**Task directions**
Where a line in the listing below contains the word "type", copy that line.

◆ ◆ ◆

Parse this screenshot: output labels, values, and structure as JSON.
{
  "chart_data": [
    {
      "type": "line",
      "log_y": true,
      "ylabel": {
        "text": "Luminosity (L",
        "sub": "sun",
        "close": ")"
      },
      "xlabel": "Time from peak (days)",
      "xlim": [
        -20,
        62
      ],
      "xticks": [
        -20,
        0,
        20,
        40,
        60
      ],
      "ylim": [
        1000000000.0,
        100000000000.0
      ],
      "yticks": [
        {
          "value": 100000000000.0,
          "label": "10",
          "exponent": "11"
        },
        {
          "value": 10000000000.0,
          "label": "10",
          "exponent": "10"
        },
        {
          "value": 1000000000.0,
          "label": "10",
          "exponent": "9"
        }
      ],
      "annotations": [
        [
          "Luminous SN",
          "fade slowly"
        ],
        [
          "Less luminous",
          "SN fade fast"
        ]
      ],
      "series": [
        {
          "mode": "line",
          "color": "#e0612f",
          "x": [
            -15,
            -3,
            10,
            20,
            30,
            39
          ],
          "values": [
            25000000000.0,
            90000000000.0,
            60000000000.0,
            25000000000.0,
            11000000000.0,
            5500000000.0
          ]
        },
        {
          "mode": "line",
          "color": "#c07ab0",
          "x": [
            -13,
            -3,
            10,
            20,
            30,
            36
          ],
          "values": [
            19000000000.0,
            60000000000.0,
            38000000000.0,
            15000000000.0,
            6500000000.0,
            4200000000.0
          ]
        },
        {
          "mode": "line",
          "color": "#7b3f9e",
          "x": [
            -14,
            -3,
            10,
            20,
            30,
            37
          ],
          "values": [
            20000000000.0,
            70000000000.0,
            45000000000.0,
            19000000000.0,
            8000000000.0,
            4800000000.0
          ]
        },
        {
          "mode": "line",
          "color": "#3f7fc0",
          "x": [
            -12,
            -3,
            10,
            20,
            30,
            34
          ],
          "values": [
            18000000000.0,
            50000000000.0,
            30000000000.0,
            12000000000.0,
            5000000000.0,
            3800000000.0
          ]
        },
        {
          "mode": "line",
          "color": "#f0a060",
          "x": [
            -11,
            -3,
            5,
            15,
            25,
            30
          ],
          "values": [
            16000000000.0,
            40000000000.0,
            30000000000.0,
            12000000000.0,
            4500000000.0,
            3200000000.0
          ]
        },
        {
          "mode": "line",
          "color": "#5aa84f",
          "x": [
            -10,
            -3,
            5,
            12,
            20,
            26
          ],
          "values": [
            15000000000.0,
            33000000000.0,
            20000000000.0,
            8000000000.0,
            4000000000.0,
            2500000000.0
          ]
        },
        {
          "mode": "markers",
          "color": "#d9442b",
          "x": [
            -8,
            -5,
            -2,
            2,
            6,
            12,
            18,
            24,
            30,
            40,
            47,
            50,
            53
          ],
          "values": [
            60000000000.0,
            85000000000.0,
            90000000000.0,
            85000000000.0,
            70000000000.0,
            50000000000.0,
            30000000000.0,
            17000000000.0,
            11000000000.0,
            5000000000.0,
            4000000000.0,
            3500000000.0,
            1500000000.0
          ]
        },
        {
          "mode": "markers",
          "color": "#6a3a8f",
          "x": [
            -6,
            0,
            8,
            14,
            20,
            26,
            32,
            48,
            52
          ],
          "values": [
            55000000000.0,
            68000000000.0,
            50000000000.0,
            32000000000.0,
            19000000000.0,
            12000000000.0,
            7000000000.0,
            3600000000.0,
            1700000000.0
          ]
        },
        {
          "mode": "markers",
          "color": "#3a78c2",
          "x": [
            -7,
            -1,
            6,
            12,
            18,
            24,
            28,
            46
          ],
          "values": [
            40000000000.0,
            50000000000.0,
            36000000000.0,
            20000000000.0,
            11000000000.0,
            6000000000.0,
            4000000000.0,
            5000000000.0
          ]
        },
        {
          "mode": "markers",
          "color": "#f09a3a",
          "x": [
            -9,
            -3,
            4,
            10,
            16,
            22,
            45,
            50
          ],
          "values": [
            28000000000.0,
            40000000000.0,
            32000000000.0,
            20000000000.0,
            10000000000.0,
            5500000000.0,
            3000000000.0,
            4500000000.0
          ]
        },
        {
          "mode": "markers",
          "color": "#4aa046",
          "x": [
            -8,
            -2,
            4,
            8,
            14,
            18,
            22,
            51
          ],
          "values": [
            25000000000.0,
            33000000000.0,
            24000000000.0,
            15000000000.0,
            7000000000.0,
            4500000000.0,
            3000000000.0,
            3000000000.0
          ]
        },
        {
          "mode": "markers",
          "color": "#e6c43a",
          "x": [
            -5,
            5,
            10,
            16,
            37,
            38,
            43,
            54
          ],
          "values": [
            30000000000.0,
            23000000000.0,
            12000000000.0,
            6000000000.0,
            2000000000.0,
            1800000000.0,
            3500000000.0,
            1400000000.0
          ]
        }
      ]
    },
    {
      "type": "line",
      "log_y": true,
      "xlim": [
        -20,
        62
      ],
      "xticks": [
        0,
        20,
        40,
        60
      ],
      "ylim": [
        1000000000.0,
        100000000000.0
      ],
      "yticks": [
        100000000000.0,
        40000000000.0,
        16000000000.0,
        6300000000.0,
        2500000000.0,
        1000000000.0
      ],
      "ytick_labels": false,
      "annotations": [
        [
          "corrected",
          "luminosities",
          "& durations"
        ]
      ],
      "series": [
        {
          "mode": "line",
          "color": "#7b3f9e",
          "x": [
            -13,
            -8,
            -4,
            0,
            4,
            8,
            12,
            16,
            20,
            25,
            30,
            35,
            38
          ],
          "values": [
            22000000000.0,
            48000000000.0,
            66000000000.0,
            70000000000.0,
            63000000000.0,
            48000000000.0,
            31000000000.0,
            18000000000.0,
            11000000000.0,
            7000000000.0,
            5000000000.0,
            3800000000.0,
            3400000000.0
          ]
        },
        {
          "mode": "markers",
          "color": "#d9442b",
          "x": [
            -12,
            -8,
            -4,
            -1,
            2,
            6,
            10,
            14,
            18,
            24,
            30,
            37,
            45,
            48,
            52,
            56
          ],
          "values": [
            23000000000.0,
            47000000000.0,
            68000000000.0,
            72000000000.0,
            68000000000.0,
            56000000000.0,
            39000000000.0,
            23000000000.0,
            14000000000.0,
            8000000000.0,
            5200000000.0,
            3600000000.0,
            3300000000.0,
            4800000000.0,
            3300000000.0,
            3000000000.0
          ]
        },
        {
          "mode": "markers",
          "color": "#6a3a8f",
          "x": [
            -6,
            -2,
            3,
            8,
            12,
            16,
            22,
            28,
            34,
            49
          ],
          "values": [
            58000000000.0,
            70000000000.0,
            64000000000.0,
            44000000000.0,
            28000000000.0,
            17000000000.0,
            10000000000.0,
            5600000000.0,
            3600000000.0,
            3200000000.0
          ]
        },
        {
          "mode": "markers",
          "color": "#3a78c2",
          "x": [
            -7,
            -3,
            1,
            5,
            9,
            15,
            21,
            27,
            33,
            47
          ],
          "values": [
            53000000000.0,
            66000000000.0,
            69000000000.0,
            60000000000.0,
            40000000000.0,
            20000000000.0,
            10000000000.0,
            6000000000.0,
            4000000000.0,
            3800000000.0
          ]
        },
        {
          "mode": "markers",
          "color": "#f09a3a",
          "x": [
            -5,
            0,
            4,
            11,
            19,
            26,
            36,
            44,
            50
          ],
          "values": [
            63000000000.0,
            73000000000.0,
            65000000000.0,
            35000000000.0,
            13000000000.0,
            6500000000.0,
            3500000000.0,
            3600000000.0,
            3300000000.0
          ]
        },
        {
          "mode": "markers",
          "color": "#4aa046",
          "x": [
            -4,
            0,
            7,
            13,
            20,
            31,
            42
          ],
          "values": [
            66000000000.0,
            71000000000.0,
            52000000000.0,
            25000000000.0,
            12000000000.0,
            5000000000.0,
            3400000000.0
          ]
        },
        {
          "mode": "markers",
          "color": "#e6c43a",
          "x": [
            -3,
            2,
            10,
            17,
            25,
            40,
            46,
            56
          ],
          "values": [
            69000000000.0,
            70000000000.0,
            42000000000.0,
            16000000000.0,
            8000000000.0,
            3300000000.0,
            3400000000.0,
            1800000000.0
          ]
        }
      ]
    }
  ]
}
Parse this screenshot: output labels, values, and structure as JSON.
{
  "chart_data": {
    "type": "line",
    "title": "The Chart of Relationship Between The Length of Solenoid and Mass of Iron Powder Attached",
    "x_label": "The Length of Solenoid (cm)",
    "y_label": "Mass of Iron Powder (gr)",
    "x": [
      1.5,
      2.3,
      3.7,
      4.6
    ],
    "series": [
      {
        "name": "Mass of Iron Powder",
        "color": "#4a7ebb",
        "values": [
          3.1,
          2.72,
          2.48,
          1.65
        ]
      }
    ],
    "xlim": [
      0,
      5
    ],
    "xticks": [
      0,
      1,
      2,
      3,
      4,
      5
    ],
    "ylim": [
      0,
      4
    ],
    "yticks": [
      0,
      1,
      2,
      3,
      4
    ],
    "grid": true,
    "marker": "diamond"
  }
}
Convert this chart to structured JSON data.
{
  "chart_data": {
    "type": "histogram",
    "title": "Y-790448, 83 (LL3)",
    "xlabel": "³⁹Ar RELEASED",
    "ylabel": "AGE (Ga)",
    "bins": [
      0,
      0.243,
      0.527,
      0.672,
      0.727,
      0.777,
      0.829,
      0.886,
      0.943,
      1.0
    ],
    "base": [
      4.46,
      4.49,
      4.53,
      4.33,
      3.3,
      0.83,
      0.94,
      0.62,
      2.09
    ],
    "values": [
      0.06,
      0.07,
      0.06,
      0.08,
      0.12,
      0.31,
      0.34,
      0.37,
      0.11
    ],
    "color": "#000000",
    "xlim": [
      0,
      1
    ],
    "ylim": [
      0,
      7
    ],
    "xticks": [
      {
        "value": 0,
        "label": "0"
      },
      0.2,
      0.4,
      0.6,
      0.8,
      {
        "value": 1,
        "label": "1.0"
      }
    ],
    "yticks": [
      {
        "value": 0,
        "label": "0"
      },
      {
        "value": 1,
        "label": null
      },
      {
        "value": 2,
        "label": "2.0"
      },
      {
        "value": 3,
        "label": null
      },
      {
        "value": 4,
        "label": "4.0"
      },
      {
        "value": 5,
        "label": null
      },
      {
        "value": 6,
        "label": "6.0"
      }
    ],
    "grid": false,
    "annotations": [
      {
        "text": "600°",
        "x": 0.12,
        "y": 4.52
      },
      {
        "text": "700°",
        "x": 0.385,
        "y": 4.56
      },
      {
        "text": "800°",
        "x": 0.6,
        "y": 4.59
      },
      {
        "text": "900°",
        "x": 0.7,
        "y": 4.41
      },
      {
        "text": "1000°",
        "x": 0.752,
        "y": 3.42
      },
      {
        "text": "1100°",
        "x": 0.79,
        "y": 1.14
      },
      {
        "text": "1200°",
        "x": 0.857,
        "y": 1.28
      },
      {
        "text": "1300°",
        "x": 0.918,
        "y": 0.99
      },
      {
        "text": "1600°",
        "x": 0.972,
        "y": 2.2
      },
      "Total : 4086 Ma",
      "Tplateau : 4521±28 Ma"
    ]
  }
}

◆ ◆ ◆

**Right answer**
      "type": "line",
      "type": "line",
    "type": "line",
    "type": "histogram",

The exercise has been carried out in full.